▸ **WRITTEN EXERCISE**
Collect every line in the stored dataset items below that contains the word "high".

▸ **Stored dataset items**
— START —

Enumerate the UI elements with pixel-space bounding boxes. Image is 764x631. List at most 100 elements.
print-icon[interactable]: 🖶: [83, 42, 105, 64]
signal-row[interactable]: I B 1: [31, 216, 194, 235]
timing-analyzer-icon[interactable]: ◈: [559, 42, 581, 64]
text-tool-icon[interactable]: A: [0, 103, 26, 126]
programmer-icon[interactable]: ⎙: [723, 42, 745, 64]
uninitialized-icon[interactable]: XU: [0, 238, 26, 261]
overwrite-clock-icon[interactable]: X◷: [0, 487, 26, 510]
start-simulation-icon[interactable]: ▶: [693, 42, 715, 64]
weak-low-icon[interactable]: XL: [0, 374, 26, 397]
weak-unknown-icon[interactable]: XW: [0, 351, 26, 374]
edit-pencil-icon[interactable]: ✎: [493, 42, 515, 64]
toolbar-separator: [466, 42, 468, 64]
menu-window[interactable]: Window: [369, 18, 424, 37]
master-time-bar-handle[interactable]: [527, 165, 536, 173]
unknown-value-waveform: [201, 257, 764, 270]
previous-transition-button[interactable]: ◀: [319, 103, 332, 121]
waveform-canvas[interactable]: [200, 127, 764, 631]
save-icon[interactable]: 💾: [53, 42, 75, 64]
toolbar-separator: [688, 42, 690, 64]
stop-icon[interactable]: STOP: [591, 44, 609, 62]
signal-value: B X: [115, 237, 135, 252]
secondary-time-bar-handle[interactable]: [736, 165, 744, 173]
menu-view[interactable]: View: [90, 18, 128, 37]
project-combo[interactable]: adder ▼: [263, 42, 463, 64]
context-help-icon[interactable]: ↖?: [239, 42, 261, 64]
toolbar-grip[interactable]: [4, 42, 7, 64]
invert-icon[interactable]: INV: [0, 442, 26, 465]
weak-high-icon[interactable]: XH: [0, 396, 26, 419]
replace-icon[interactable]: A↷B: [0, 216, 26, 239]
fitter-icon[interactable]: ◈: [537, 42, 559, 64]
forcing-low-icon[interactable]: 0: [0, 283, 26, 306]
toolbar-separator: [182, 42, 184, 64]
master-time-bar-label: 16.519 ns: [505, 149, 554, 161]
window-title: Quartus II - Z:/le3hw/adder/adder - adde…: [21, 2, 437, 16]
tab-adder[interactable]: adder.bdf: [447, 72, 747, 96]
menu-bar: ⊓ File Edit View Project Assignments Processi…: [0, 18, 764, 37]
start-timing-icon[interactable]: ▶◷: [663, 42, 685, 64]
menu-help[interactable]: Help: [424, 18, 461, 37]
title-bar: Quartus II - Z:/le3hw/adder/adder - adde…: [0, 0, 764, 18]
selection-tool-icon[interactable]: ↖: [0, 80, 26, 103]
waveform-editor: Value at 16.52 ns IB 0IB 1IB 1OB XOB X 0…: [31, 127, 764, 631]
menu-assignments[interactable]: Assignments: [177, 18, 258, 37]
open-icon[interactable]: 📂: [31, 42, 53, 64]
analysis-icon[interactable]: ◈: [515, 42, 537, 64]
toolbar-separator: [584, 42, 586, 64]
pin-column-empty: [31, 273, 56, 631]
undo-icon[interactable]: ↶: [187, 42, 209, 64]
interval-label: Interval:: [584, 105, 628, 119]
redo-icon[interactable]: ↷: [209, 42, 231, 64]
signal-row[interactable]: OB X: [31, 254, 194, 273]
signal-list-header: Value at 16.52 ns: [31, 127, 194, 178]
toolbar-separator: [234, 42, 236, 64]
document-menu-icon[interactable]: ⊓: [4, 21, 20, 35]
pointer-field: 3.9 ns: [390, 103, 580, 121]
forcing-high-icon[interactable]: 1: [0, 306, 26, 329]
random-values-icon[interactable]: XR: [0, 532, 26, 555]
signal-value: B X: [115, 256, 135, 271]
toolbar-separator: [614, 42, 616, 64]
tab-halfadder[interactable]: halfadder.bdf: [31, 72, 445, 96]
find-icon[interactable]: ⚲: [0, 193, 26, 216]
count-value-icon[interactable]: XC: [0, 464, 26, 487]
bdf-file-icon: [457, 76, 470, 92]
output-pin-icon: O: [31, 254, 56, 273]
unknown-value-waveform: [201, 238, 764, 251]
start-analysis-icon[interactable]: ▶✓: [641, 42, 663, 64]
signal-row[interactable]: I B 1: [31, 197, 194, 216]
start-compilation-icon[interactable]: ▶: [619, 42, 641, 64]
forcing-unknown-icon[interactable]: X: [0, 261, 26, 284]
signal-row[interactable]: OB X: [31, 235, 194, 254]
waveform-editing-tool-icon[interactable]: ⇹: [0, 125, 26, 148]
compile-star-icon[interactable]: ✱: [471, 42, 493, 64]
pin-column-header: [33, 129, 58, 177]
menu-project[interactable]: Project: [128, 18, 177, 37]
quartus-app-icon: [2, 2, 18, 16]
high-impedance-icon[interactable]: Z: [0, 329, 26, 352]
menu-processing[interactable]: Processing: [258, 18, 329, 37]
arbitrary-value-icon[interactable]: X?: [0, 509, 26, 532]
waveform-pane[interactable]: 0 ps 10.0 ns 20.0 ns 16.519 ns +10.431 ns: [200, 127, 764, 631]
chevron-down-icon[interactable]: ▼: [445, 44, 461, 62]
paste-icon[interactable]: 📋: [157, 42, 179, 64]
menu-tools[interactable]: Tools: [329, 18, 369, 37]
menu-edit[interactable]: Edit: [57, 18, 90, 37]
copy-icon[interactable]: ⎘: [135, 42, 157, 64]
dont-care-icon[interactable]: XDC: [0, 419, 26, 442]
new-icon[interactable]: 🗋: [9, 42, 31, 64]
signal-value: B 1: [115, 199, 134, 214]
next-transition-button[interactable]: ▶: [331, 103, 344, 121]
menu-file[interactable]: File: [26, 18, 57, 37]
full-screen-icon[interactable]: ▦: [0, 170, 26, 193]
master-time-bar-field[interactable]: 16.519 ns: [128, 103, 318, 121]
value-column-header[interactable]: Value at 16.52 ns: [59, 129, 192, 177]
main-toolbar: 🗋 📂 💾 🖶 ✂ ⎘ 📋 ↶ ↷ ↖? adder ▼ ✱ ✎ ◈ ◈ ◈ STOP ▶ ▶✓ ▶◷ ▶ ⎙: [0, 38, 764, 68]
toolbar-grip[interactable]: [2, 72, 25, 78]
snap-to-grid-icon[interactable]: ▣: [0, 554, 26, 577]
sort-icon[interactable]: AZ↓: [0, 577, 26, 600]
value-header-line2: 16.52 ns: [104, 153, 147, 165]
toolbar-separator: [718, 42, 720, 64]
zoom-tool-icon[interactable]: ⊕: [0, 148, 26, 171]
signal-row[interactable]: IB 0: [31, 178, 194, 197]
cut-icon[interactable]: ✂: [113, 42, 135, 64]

— END —

▸ **WRITTEN ANSWER**
weak-high-icon[interactable]: XH: [0, 396, 26, 419]
forcing-high-icon[interactable]: 1: [0, 306, 26, 329]
high-impedance-icon[interactable]: Z: [0, 329, 26, 352]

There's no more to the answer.